Lorsque la nouvelle est tombée un jour de novembre, c’est peu dire que pas mal de bordelais ont eu un coup de flip ; l’Heretic, l’une des seules salles du centre-ville encore capable d’accueillir une programmation d’une grande qualité allait fermer. Qu’allait-il advenir d’un lieu pourtant essentiel à la vitalité culturelle bordelaise ? Heureusement, très rapidement, une bonne nouvelle est venue recouvrir la première : le VOID allait prendre la suite de l’Heretic. Le lancement d’une campagne de crowdfunding (toujours en cours) nous donna quelques éléments d’informations supplémentaires quant à la manière dont la nouvelle équipe du lieu (Boubi, Pierrot, François, Michol, Nyky et Ricky) allait envisager le fonctionnement et le contenu proposé par le VOID. Afin d’en apprendre un peu plus sur les contours du nouveau projet, le Type est allé poser quelques questions à deux des membres de cette nouvelle équipe. Interview fleuve avec Boubi et Pierrot, représentants pour l’occasion du VOID.
Crédits photos : Alice Belair
Pour commencer, pouvez-vous présenter l’équipe, vos parcours, et comment vous êtes-vous tous rencontrés ?
Boubi : On s’est tous rencontrés en bossant ici, à l’Heretic. Pierrot est là depuis quasiment le début, 9 ans et demi. Moi je suis arrivé dans l’équipe il y a environ 5 ans. En tout on est 6, on a tous bossé ici et on continue. Il y aura François, Nyky Michol, Ricky, Pierrot et moi.
Pierrot : Concernant nos parcours personnels, on est tous musiciens, pratiquants d’un instrument. Boubi est batteur, François aussi… C’est cette pratique amateur qui nous réunit. On n’a pas vraiment de parcours particulier, moi j’ai bossé dans le socio-culturel par exemple. On n’est pas des investisseurs ou des créateurs d’entreprise à la base. On est sur un format associatif, on a une association loi 1901, tout ce qu’il y a de plus classique, qui vise la promotion de la culture locale, internationale, et ça en tant que salle de concert.

* * * * * * * * *

**Consignes:**
(1) Répondez à ces questions sur l'entretien consacré au VOID :
(a) Combien de personnes compte la nouvelle équipe du lieu ?
(b) Depuis combien de temps Pierrot travaille-t-il à l'Heretic ?
(c) Sous quelle forme juridique l'équipe a-t-elle choisi de fonctionner ?
(2) Prolongez l'entretien consacré au VOID en reprenant juste après sa dernière phrase.
La liste ci-dessous n'est pas nécessaire.

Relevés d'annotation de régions
* * * * * * * * *

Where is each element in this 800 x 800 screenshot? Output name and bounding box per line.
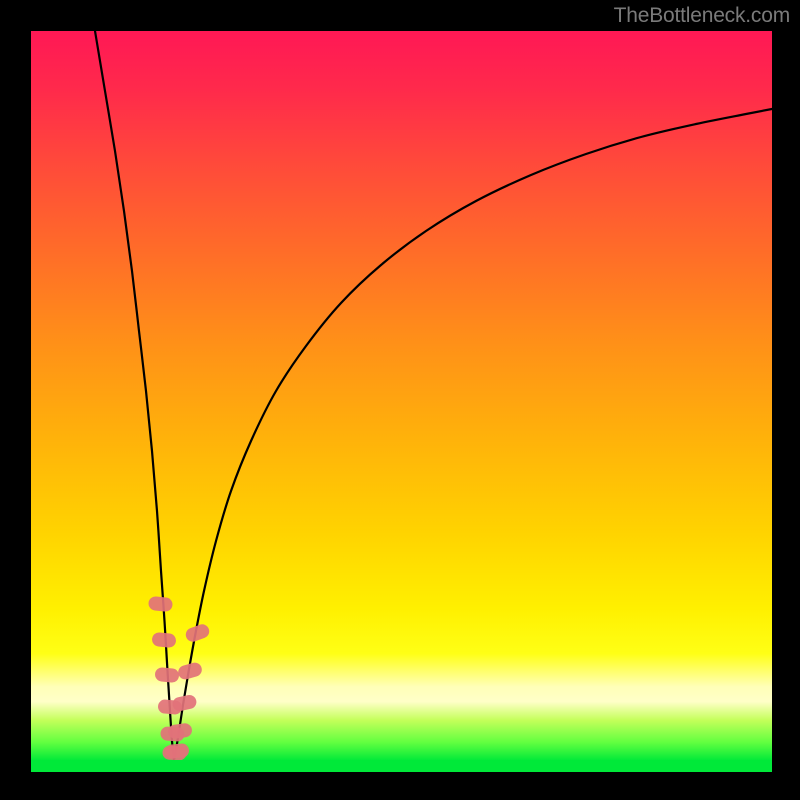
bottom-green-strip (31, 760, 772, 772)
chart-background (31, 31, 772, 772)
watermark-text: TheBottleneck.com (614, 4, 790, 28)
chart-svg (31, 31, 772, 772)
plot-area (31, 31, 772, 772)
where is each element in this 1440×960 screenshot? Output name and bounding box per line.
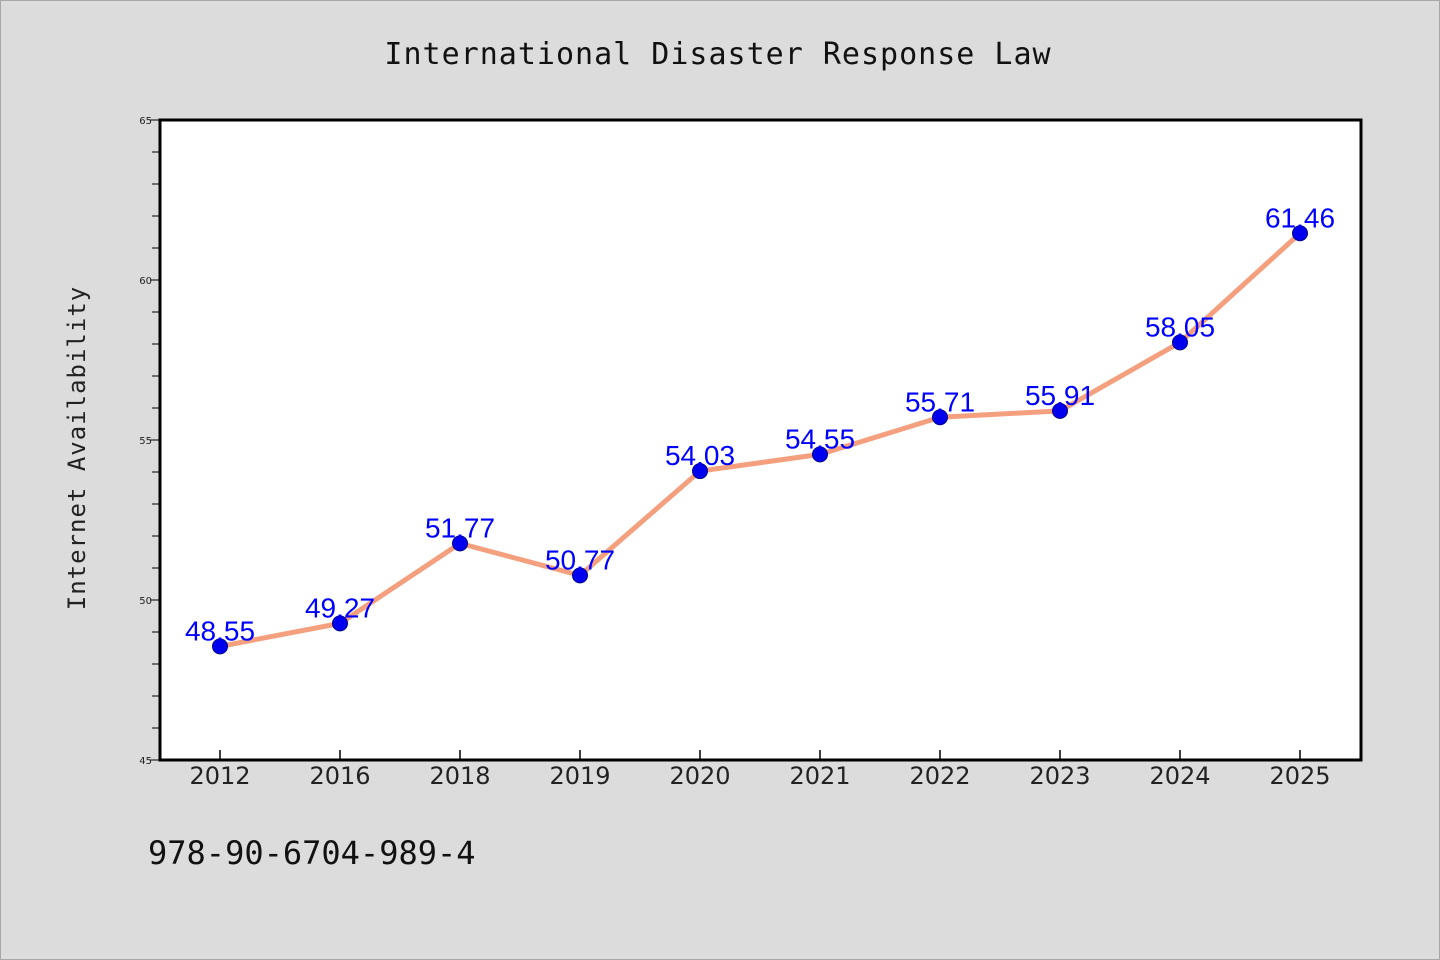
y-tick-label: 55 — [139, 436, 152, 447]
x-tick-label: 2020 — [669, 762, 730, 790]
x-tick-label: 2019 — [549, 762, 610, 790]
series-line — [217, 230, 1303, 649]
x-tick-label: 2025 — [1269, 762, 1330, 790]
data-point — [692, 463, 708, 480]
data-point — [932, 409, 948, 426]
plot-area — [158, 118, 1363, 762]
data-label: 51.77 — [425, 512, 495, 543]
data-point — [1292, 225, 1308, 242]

* * * * * * * * *

**Réponses par consigne:**
(1)
(a) Six personnes.
(b) Depuis quasiment le début, soit 9 ans et demi.
(c) Une association loi 1901.

(2)
Qu’est-ce qui a poussé les actuels dirigeants de l’Heretic à arrêter ?
Pierrot : Ce sont des choix de vie. Ça fait 20 ans qu’ils sont dedans, ils approchent 40 ans ; certains ont des gosses, d’autres sont mariés et ont donc d’autres aspirations. Nous, on a toujours évolué dans cette scène-là, les concerts, le punk, ce qui se fait en France, en Europe ou dans le monde. Eux, c’est pareil et c’est comme ça qu’on s’est connus, sur les festivals ou d’autres concerts. C’est cette passion commune qui nous a fait travailler ensemble et qui nous fait reprendre la salle aujourd’hui.
Vous avez fait le choix de commencer par une campagne de crowdfunding, comment ça se passe ?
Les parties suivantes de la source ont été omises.